AIM – Pull out every line below that contains the word "into".

Records –
* * * * *

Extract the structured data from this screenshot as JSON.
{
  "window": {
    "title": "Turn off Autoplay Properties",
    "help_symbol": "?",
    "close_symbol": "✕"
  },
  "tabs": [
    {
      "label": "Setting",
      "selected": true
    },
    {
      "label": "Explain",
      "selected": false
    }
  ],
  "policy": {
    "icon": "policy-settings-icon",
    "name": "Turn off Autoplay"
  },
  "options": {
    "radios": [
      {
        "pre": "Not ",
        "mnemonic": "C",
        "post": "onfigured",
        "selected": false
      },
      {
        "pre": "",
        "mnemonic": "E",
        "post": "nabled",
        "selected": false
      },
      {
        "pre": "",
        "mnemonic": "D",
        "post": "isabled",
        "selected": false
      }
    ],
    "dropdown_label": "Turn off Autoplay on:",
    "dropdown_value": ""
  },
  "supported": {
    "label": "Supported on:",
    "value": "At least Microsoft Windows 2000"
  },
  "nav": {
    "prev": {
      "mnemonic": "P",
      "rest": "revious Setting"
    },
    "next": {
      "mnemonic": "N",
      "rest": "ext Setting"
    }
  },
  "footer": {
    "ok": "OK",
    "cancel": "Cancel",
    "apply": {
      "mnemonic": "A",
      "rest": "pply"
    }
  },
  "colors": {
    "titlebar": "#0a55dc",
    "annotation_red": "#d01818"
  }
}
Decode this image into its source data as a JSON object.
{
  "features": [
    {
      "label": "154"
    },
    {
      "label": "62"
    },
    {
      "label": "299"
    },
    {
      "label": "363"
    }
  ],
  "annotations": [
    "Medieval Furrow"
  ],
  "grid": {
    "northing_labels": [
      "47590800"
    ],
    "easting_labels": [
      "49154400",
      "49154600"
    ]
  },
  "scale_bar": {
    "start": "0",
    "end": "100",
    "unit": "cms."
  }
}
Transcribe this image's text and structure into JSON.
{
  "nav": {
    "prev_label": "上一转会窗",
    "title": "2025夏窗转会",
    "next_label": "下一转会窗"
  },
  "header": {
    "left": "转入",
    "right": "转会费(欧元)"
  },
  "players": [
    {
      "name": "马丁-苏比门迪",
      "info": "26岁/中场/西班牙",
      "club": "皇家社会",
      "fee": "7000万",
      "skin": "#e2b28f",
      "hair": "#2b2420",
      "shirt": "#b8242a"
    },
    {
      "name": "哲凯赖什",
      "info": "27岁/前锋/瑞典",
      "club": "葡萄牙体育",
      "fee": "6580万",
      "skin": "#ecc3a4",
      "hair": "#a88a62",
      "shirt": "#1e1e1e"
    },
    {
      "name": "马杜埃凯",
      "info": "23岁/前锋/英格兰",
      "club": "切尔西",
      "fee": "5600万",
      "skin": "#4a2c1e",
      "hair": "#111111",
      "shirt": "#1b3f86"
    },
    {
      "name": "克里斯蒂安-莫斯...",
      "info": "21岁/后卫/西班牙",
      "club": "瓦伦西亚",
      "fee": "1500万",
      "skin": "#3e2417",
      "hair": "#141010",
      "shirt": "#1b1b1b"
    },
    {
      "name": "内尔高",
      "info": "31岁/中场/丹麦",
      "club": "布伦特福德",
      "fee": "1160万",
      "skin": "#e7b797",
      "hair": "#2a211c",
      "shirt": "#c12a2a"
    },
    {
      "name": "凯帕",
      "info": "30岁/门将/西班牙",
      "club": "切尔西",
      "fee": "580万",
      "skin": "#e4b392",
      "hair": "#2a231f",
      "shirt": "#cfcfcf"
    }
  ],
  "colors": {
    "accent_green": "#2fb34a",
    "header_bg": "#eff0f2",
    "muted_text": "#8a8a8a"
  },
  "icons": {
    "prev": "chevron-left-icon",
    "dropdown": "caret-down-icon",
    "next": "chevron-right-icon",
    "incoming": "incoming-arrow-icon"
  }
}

* * * * *

SOLUTION –
Decode this image into its source data as a JSON object.
Transcribe this image's text and structure into JSON.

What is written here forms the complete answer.